— Start DATA LISTING —

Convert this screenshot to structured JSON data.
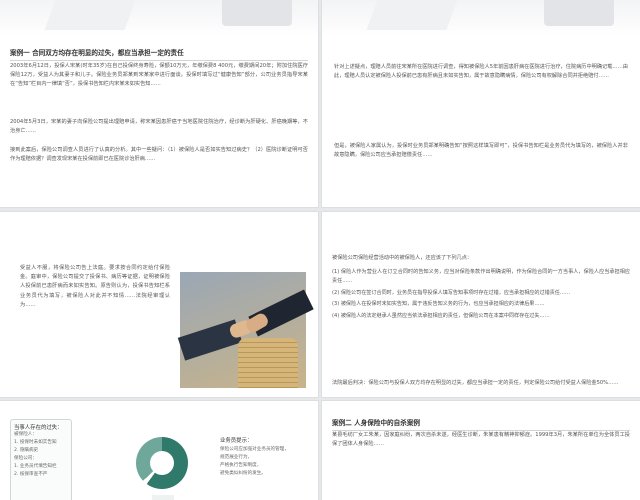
{
  "slide1": {
    "title": "案例一  合同双方均存在明显的过失，都应当承担一定的责任",
    "p1": "2003年6月12日，投保人宋某(时年35岁)在自己投保终身寿险，保额10万元，年缴保费8 400元，缴费期间20年；附加住院医疗保险12万，受益人为其妻子和儿子。保险业务员郑某到宋某家中进行面谈。投保时填写过“健康告知”部分，公司业务员指导宋某在“告知”栏目内一律填“否”，投保书告知栏内宋某未如实告知……",
    "p2": "2004年5月3日，宋某的妻子向保险公司提出理赔申请，称宋某因患肝癌于当地医院住院治疗，经诊断为肝硬化、肝癌晚期等，不治身亡……",
    "p3": "接到此案后，保险公司调查人员进行了认真的分析。其中一些疑问：（1）被保险人是否如实告知过病史？（2）医院诊断证明可否作为理赔依据？调查发现宋某在投保前即已在医院诊治肝病……"
  },
  "slide2": {
    "p1": "针对上述疑点，理赔人员前往宋某所在医院进行调查，得知被保险人5年前因患肝病在医院进行治疗，住院病历中明确记载……由此，理赔人员认定被保险人投保前已患有肝病且未如实告知，属于故意隐瞒病情，保险公司有权解除合同并拒绝赔付……",
    "p2": "但是，被保险人家属认为，投保时业务员郑某明确告知“按照这样填写即可”，投保书告知栏是业务员代为填写的，被保险人并非故意隐瞒，保险公司应当承担赔偿责任……"
  },
  "slide3": {
    "p1": "受益人不服，将保险公司告上法庭。要求按合同约定给付保险金。庭审中，保险公司提交了投保书、病历等证据，证明被保险人投保前已患肝病而未如实告知。原告则认为，投保书告知栏系业务员代为填写，被保险人对此并不知情……法院经审理认为……"
  },
  "slide4": {
    "intro": "被保险公司保险经营活动中的被保险人，还应该了下列几点：",
    "items": [
      "(1) 保险人作为营业人在订立合同时的告知义务，应当对保险条款作出明确说明，作为保险合同的一方当事人，保险人应当承担相应责任……",
      "(2) 保险公司在签订合同时，业务员在指导投保人填写告知事项时存在过错，应当承担相应的过错责任……",
      "(3) 被保险人在投保时未如实告知，属于违反告知义务的行为，也应当承担相应的法律后果……",
      "(4) 被保险人的法定继承人虽然应当依法承担相应的责任，但保险公司在本案中同样存在过失……"
    ],
    "conclusion": "法院最后判决：保险公司与投保人双方均存在明显的过失，都应当承担一定的责任，判定保险公司给付受益人保险金50%……"
  },
  "slide5": {
    "box_title": "当事人存在的过失：",
    "box_lines": [
      "被保险人：",
      "1. 投保时未如实告知",
      "2. 隐瞒病史",
      "保险公司：",
      "1. 业务员代填告知栏",
      "2. 核保审查不严"
    ],
    "right_title": "业务员提示：",
    "right_lines": [
      "保险公司应加强对业务员的管理，",
      "规范展业行为，",
      "严格执行告知制度，",
      "避免类似纠纷的发生。"
    ]
  },
  "slide6": {
    "title": "案例二  人身保险中的自杀案例",
    "p1": "某县毛纺厂女工朱某，因家庭纠纷，两次自杀未遂，经医生诊断，朱某患有精神抑郁症。1999年3月，朱某所在单位为全体员工投保了团体人身保险……"
  }
}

— End DATA LISTING —

Give an exact reproduction of every line, leaving out any picture.

## TASK OUTPUT
Convert this screenshot to structured JSON data.
{
  "slide1": {
    "title": "案例一  合同双方均存在明显的过失，都应当承担一定的责任",
    "p1": "2003年6月12日，投保人宋某(时年35岁)在自己投保终身寿险，保额10万元，年缴保费8 400元，缴费期间20年；附加住院医疗保险12万，受益人为其妻子和儿子。保险业务员郑某到宋某家中进行面谈。投保时填写过“健康告知”部分，公司业务员指导宋某在“告知”栏目内一律填“否”，投保书告知栏内宋某未如实告知……",
    "p2": "2004年5月3日，宋某的妻子向保险公司提出理赔申请，称宋某因患肝癌于当地医院住院治疗，经诊断为肝硬化、肝癌晚期等，不治身亡……",
    "p3": "接到此案后，保险公司调查人员进行了认真的分析。其中一些疑问：（1）被保险人是否如实告知过病史？（2）医院诊断证明可否作为理赔依据？调查发现宋某在投保前即已在医院诊治肝病……"
  },
  "slide2": {
    "p1": "针对上述疑点，理赔人员前往宋某所在医院进行调查，得知被保险人5年前因患肝病在医院进行治疗，住院病历中明确记载……由此，理赔人员认定被保险人投保前已患有肝病且未如实告知，属于故意隐瞒病情，保险公司有权解除合同并拒绝赔付……",
    "p2": "但是，被保险人家属认为，投保时业务员郑某明确告知“按照这样填写即可”，投保书告知栏是业务员代为填写的，被保险人并非故意隐瞒，保险公司应当承担赔偿责任……"
  },
  "slide3": {
    "p1": "受益人不服，将保险公司告上法庭。要求按合同约定给付保险金。庭审中，保险公司提交了投保书、病历等证据，证明被保险人投保前已患肝病而未如实告知。原告则认为，投保书告知栏系业务员代为填写，被保险人对此并不知情……法院经审理认为……"
  },
  "slide4": {
    "intro": "被保险公司保险经营活动中的被保险人，还应该了下列几点：",
    "items": [
      "(1) 保险人作为营业人在订立合同时的告知义务，应当对保险条款作出明确说明，作为保险合同的一方当事人，保险人应当承担相应责任……",
      "(2) 保险公司在签订合同时，业务员在指导投保人填写告知事项时存在过错，应当承担相应的过错责任……",
      "(3) 被保险人在投保时未如实告知，属于违反告知义务的行为，也应当承担相应的法律后果……",
      "(4) 被保险人的法定继承人虽然应当依法承担相应的责任，但保险公司在本案中同样存在过失……"
    ],
    "conclusion": "法院最后判决：保险公司与投保人双方均存在明显的过失，都应当承担一定的责任，判定保险公司给付受益人保险金50%……"
  },
  "slide5": {
    "box_title": "当事人存在的过失：",
    "box_lines": [
      "被保险人：",
      "1. 投保时未如实告知",
      "2. 隐瞒病史",
      "保险公司：",
      "1. 业务员代填告知栏",
      "2. 核保审查不严"
    ],
    "right_title": "业务员提示：",
    "right_lines": [
      "保险公司应加强对业务员的管理，",
      "规范展业行为，",
      "严格执行告知制度，",
      "避免类似纠纷的发生。"
    ]
  },
  "slide6": {
    "title": "案例二  人身保险中的自杀案例",
    "p1": "某县毛纺厂女工朱某，因家庭纠纷，两次自杀未遂，经医生诊断，朱某患有精神抑郁症。1999年3月，朱某所在单位为全体员工投保了团体人身保险……"
  }
}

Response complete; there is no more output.